◆ **Exercise task**:
Copy every entry exactly.

Entries from a dataset
....

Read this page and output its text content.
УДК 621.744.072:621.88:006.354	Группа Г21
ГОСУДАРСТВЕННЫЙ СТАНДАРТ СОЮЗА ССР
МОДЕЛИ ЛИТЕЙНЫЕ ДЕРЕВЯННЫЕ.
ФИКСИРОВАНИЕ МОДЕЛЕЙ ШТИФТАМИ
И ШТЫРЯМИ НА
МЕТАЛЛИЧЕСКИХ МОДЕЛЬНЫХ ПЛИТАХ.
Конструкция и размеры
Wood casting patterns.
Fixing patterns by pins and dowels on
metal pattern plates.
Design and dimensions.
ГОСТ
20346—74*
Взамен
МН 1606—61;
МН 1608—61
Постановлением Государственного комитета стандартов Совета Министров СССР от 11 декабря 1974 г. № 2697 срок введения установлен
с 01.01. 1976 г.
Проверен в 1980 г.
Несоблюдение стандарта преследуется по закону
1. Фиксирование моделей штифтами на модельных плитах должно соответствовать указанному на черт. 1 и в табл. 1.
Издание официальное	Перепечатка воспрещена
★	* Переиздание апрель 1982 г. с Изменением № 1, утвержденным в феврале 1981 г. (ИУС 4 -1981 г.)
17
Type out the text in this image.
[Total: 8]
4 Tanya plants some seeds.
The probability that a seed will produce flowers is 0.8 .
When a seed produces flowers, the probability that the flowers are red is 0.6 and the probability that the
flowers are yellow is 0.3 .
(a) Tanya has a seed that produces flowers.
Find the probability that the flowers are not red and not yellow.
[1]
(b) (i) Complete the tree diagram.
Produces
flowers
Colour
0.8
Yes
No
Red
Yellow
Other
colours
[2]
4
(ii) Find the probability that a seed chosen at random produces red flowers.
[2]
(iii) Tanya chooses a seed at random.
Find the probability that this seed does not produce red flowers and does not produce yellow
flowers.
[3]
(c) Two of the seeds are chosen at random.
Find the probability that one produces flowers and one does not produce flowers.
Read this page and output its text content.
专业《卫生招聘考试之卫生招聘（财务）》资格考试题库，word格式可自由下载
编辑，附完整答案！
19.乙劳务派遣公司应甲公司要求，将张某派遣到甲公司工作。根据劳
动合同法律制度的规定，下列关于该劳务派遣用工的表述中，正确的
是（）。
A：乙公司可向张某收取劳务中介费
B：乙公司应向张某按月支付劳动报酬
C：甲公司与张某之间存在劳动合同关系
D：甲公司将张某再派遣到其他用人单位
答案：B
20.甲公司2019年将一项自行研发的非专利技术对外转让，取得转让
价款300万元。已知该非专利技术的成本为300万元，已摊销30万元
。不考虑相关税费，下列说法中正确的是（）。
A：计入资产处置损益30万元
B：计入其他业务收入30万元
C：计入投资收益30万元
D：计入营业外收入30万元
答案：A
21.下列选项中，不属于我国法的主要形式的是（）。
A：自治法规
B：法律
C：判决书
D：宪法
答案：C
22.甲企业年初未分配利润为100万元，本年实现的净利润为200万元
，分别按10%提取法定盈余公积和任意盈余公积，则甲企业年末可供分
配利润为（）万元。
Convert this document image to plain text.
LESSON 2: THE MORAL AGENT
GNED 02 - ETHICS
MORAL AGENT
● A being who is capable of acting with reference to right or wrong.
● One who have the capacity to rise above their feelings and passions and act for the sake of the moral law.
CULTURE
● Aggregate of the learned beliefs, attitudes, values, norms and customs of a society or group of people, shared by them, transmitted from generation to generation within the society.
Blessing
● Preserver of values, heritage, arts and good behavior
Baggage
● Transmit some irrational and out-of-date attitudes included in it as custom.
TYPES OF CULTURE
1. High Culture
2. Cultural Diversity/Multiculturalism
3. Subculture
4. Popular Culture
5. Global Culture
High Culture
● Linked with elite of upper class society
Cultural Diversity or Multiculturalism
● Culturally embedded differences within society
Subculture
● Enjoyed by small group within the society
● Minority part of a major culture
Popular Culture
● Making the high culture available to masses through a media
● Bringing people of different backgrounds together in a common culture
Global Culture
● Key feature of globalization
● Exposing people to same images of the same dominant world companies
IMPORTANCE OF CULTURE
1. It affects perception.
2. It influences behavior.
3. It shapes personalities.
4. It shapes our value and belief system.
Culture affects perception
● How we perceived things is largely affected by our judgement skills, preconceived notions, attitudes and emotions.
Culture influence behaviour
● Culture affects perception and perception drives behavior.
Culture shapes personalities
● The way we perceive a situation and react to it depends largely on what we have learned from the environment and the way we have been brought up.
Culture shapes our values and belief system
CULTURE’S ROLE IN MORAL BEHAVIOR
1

....

◆ **Response**:
Read this page and output its text content.
УДК 621.744.072:621.88:006.354	Группа Г21
ГОСУДАРСТВЕННЫЙ СТАНДАРТ СОЮЗА ССР
МОДЕЛИ ЛИТЕЙНЫЕ ДЕРЕВЯННЫЕ.
ФИКСИРОВАНИЕ МОДЕЛЕЙ ШТИФТАМИ
И ШТЫРЯМИ НА
МЕТАЛЛИЧЕСКИХ МОДЕЛЬНЫХ ПЛИТАХ.
Конструкция и размеры
Wood casting patterns.
Fixing patterns by pins and dowels on
metal pattern plates.
Design and dimensions.
ГОСТ
20346—74*
Взамен
МН 1606—61;
МН 1608—61
Постановлением Государственного комитета стандартов Совета Министров СССР от 11 декабря 1974 г. № 2697 срок введения установлен
с 01.01. 1976 г.
Проверен в 1980 г.
Несоблюдение стандарта преследуется по закону
1. Фиксирование моделей штифтами на модельных плитах должно соответствовать указанному на черт. 1 и в табл. 1.
Издание официальное	Перепечатка воспрещена
★	* Переиздание апрель 1982 г. с Изменением № 1, утвержденным в феврале 1981 г. (ИУС 4 -1981 г.)
17
Type out the text in this image.
[Total: 8]
4 Tanya plants some seeds.
The probability that a seed will produce flowers is 0.8 .
When a seed produces flowers, the probability that the flowers are red is 0.6 and the probability that the
flowers are yellow is 0.3 .
(a) Tanya has a seed that produces flowers.
Find the probability that the flowers are not red and not yellow.
[1]
(b) (i) Complete the tree diagram.
Produces
flowers
Colour
0.8
Yes
No
Red
Yellow
Other
colours
[2]
4
(ii) Find the probability that a seed chosen at random produces red flowers.
[2]
(iii) Tanya chooses a seed at random.
Find the probability that this seed does not produce red flowers and does not produce yellow
flowers.
[3]
(c) Two of the seeds are chosen at random.
Find the probability that one produces flowers and one does not produce flowers.
Read this page and output its text content.
专业《卫生招聘考试之卫生招聘（财务）》资格考试题库，word格式可自由下载
编辑，附完整答案！
19.乙劳务派遣公司应甲公司要求，将张某派遣到甲公司工作。根据劳
动合同法律制度的规定，下列关于该劳务派遣用工的表述中，正确的
是（）。
A：乙公司可向张某收取劳务中介费
B：乙公司应向张某按月支付劳动报酬
C：甲公司与张某之间存在劳动合同关系
D：甲公司将张某再派遣到其他用人单位
答案：B
20.甲公司2019年将一项自行研发的非专利技术对外转让，取得转让
价款300万元。已知该非专利技术的成本为300万元，已摊销30万元
。不考虑相关税费，下列说法中正确的是（）。
A：计入资产处置损益30万元
B：计入其他业务收入30万元
C：计入投资收益30万元
D：计入营业外收入30万元
答案：A
21.下列选项中，不属于我国法的主要形式的是（）。
A：自治法规
B：法律
C：判决书
D：宪法
答案：C
22.甲企业年初未分配利润为100万元，本年实现的净利润为200万元
，分别按10%提取法定盈余公积和任意盈余公积，则甲企业年末可供分
配利润为（）万元。
Convert this document image to plain text.
LESSON 2: THE MORAL AGENT
GNED 02 - ETHICS
MORAL AGENT
● A being who is capable of acting with reference to right or wrong.
● One who have the capacity to rise above their feelings and passions and act for the sake of the moral law.
CULTURE
● Aggregate of the learned beliefs, attitudes, values, norms and customs of a society or group of people, shared by them, transmitted from generation to generation within the society.
Blessing
● Preserver of values, heritage, arts and good behavior
Baggage
● Transmit some irrational and out-of-date attitudes included in it as custom.
TYPES OF CULTURE
1. High Culture
2. Cultural Diversity/Multiculturalism
3. Subculture
4. Popular Culture
5. Global Culture
High Culture
● Linked with elite of upper class society
Cultural Diversity or Multiculturalism
● Culturally embedded differences within society
Subculture
● Enjoyed by small group within the society
● Minority part of a major culture
Popular Culture
● Making the high culture available to masses through a media
● Bringing people of different backgrounds together in a common culture
Global Culture
● Key feature of globalization
● Exposing people to same images of the same dominant world companies
IMPORTANCE OF CULTURE
1. It affects perception.
2. It influences behavior.
3. It shapes personalities.
4. It shapes our value and belief system.
Culture affects perception
● How we perceived things is largely affected by our judgement skills, preconceived notions, attitudes and emotions.
Culture influence behaviour
● Culture affects perception and perception drives behavior.
Culture shapes personalities
● The way we perceive a situation and react to it depends largely on what we have learned from the environment and the way we have been brought up.
Culture shapes our values and belief system
CULTURE’S ROLE IN MORAL BEHAVIOR
1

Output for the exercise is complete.